Directions ::
Rewrite the records, substituting "chevron-right-icon" for every occurrence of "arrow-right-icon" and leaving everything else unchanged.

====== Supplied records ======

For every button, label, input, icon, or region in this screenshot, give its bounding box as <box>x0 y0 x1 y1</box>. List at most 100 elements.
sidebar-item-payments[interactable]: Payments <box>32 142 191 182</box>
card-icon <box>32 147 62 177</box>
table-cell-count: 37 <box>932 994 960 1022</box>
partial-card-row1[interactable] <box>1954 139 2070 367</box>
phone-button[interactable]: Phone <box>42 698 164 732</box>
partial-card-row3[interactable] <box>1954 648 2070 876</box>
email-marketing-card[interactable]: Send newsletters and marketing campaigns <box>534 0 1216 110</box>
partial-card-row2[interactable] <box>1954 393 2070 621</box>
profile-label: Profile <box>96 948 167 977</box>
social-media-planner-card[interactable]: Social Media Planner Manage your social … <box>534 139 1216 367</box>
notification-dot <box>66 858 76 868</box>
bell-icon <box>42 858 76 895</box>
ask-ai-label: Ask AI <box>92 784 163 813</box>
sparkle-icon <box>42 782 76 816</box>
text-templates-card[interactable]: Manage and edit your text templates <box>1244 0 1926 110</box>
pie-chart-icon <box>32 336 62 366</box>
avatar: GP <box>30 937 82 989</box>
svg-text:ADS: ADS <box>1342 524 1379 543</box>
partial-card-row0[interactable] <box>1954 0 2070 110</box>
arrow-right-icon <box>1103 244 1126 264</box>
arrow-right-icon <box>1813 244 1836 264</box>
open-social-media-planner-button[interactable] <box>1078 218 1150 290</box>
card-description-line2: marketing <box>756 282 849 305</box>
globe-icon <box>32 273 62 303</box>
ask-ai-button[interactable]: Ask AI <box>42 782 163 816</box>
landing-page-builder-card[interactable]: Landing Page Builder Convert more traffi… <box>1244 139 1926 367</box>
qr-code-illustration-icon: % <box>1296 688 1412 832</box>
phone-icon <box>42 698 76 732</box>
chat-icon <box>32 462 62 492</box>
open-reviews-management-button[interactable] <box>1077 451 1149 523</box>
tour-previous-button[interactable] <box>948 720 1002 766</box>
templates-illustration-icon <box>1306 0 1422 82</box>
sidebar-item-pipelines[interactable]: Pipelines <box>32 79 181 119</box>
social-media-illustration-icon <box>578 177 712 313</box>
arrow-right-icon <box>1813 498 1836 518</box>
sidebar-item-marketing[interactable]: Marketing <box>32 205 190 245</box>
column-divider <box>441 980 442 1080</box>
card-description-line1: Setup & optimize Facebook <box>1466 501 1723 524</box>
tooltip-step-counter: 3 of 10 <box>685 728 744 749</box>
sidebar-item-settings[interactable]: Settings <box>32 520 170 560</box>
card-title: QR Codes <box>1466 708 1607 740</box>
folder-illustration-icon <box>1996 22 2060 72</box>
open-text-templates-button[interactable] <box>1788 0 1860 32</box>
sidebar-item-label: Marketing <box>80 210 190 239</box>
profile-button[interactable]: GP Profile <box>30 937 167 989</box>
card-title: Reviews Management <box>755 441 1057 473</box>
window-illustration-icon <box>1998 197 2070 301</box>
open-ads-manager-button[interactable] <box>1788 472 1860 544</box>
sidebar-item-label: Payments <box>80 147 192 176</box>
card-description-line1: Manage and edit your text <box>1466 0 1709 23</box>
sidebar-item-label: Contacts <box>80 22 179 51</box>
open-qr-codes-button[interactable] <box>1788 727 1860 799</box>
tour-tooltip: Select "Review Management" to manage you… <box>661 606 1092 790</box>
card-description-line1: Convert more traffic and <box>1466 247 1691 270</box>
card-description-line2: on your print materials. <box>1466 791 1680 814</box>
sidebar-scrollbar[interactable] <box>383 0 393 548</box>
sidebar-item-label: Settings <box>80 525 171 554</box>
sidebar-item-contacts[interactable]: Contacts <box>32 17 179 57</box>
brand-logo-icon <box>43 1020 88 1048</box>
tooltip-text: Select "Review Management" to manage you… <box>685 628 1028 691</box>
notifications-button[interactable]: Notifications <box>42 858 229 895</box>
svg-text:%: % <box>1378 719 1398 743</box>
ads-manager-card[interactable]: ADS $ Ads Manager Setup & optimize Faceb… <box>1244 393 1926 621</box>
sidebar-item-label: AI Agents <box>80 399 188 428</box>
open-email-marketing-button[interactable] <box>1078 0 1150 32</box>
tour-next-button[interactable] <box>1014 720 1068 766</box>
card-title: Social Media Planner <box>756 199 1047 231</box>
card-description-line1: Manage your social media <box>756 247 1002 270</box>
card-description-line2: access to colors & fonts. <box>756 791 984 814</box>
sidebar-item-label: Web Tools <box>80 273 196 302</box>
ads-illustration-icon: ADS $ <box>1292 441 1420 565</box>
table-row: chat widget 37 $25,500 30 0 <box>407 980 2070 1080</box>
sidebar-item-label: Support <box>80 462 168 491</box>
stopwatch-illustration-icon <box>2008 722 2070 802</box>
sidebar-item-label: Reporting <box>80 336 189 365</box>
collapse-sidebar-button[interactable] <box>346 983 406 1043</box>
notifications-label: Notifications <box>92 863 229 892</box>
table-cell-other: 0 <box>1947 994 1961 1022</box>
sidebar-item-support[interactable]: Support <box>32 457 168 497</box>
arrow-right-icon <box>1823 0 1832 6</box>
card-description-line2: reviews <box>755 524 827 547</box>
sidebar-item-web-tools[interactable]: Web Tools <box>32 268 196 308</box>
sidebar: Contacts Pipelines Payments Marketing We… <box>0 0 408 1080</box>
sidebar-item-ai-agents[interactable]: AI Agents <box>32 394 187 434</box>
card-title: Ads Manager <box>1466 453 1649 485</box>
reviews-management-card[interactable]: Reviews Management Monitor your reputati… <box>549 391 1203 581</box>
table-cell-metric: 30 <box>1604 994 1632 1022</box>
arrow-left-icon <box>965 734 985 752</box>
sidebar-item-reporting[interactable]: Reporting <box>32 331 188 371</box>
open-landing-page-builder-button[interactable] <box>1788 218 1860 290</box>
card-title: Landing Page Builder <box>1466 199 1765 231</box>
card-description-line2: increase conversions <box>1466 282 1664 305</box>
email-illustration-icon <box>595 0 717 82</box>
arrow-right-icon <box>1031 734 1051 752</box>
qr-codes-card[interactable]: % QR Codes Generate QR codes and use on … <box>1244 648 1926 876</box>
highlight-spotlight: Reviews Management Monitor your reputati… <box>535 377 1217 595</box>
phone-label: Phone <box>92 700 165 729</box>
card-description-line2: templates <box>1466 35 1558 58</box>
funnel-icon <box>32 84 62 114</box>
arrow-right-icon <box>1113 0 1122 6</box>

======

Result ::
For every button, label, input, icon, or region in this screenshot, give its bounding box as <box>x0 y0 x1 y1</box>. List at most 100 elements.
sidebar-item-payments[interactable]: Payments <box>32 142 191 182</box>
card-icon <box>32 147 62 177</box>
table-cell-count: 37 <box>932 994 960 1022</box>
partial-card-row1[interactable] <box>1954 139 2070 367</box>
phone-button[interactable]: Phone <box>42 698 164 732</box>
partial-card-row3[interactable] <box>1954 648 2070 876</box>
email-marketing-card[interactable]: Send newsletters and marketing campaigns <box>534 0 1216 110</box>
partial-card-row2[interactable] <box>1954 393 2070 621</box>
profile-label: Profile <box>96 948 167 977</box>
social-media-planner-card[interactable]: Social Media Planner Manage your social … <box>534 139 1216 367</box>
notification-dot <box>66 858 76 868</box>
bell-icon <box>42 858 76 895</box>
ask-ai-label: Ask AI <box>92 784 163 813</box>
sparkle-icon <box>42 782 76 816</box>
text-templates-card[interactable]: Manage and edit your text templates <box>1244 0 1926 110</box>
pie-chart-icon <box>32 336 62 366</box>
avatar: GP <box>30 937 82 989</box>
svg-text:ADS: ADS <box>1342 524 1379 543</box>
partial-card-row0[interactable] <box>1954 0 2070 110</box>
chevron-right-icon <box>1103 244 1126 264</box>
chevron-right-icon <box>1813 244 1836 264</box>
open-social-media-planner-button[interactable] <box>1078 218 1150 290</box>
card-description-line2: marketing <box>756 282 849 305</box>
globe-icon <box>32 273 62 303</box>
ask-ai-button[interactable]: Ask AI <box>42 782 163 816</box>
landing-page-builder-card[interactable]: Landing Page Builder Convert more traffi… <box>1244 139 1926 367</box>
qr-code-illustration-icon: % <box>1296 688 1412 832</box>
phone-icon <box>42 698 76 732</box>
chat-icon <box>32 462 62 492</box>
open-reviews-management-button[interactable] <box>1077 451 1149 523</box>
tour-previous-button[interactable] <box>948 720 1002 766</box>
templates-illustration-icon <box>1306 0 1422 82</box>
sidebar-item-pipelines[interactable]: Pipelines <box>32 79 181 119</box>
social-media-illustration-icon <box>578 177 712 313</box>
chevron-right-icon <box>1813 498 1836 518</box>
sidebar-item-marketing[interactable]: Marketing <box>32 205 190 245</box>
column-divider <box>441 980 442 1080</box>
card-description-line1: Setup & optimize Facebook <box>1466 501 1723 524</box>
tooltip-step-counter: 3 of 10 <box>685 728 744 749</box>
sidebar-item-settings[interactable]: Settings <box>32 520 170 560</box>
card-title: QR Codes <box>1466 708 1607 740</box>
folder-illustration-icon <box>1996 22 2060 72</box>
open-text-templates-button[interactable] <box>1788 0 1860 32</box>
sidebar-item-label: Marketing <box>80 210 190 239</box>
profile-button[interactable]: GP Profile <box>30 937 167 989</box>
card-title: Reviews Management <box>755 441 1057 473</box>
window-illustration-icon <box>1998 197 2070 301</box>
open-ads-manager-button[interactable] <box>1788 472 1860 544</box>
sidebar-item-label: Payments <box>80 147 192 176</box>
card-description-line1: Manage and edit your text <box>1466 0 1709 23</box>
sidebar-item-label: Contacts <box>80 22 179 51</box>
open-qr-codes-button[interactable] <box>1788 727 1860 799</box>
tour-tooltip: Select "Review Management" to manage you… <box>661 606 1092 790</box>
card-description-line1: Convert more traffic and <box>1466 247 1691 270</box>
card-description-line2: on your print materials. <box>1466 791 1680 814</box>
sidebar-scrollbar[interactable] <box>383 0 393 548</box>
sidebar-item-label: Settings <box>80 525 171 554</box>
sidebar-item-contacts[interactable]: Contacts <box>32 17 179 57</box>
brand-logo-icon <box>43 1020 88 1048</box>
tooltip-text: Select "Review Management" to manage you… <box>685 628 1028 691</box>
notifications-button[interactable]: Notifications <box>42 858 229 895</box>
svg-text:%: % <box>1378 719 1398 743</box>
ads-manager-card[interactable]: ADS $ Ads Manager Setup & optimize Faceb… <box>1244 393 1926 621</box>
sidebar-item-label: AI Agents <box>80 399 188 428</box>
open-email-marketing-button[interactable] <box>1078 0 1150 32</box>
tour-next-button[interactable] <box>1014 720 1068 766</box>
card-title: Social Media Planner <box>756 199 1047 231</box>
card-description-line1: Manage your social media <box>756 247 1002 270</box>
card-description-line2: access to colors & fonts. <box>756 791 984 814</box>
sidebar-item-label: Web Tools <box>80 273 196 302</box>
ads-illustration-icon: ADS $ <box>1292 441 1420 565</box>
table-row: chat widget 37 $25,500 30 0 <box>407 980 2070 1080</box>
sidebar-item-label: Support <box>80 462 168 491</box>
stopwatch-illustration-icon <box>2008 722 2070 802</box>
sidebar-item-label: Reporting <box>80 336 189 365</box>
collapse-sidebar-button[interactable] <box>346 983 406 1043</box>
notifications-label: Notifications <box>92 863 229 892</box>
table-cell-other: 0 <box>1947 994 1961 1022</box>
sidebar-item-support[interactable]: Support <box>32 457 168 497</box>
chevron-right-icon <box>1823 0 1832 6</box>
card-description-line2: reviews <box>755 524 827 547</box>
sidebar-item-web-tools[interactable]: Web Tools <box>32 268 196 308</box>
sidebar: Contacts Pipelines Payments Marketing We… <box>0 0 408 1080</box>
sidebar-item-ai-agents[interactable]: AI Agents <box>32 394 187 434</box>
card-title: Ads Manager <box>1466 453 1649 485</box>
reviews-management-card[interactable]: Reviews Management Monitor your reputati… <box>549 391 1203 581</box>
table-cell-metric: 30 <box>1604 994 1632 1022</box>
arrow-left-icon <box>965 734 985 752</box>
sidebar-item-reporting[interactable]: Reporting <box>32 331 188 371</box>
open-landing-page-builder-button[interactable] <box>1788 218 1860 290</box>
card-title: Landing Page Builder <box>1466 199 1765 231</box>
card-description-line2: increase conversions <box>1466 282 1664 305</box>
email-illustration-icon <box>595 0 717 82</box>
chevron-right-icon <box>1031 734 1051 752</box>
qr-codes-card[interactable]: % QR Codes Generate QR codes and use on … <box>1244 648 1926 876</box>
highlight-spotlight: Reviews Management Monitor your reputati… <box>535 377 1217 595</box>
phone-label: Phone <box>92 700 165 729</box>
card-description-line2: templates <box>1466 35 1558 58</box>
funnel-icon <box>32 84 62 114</box>
chevron-right-icon <box>1113 0 1122 6</box>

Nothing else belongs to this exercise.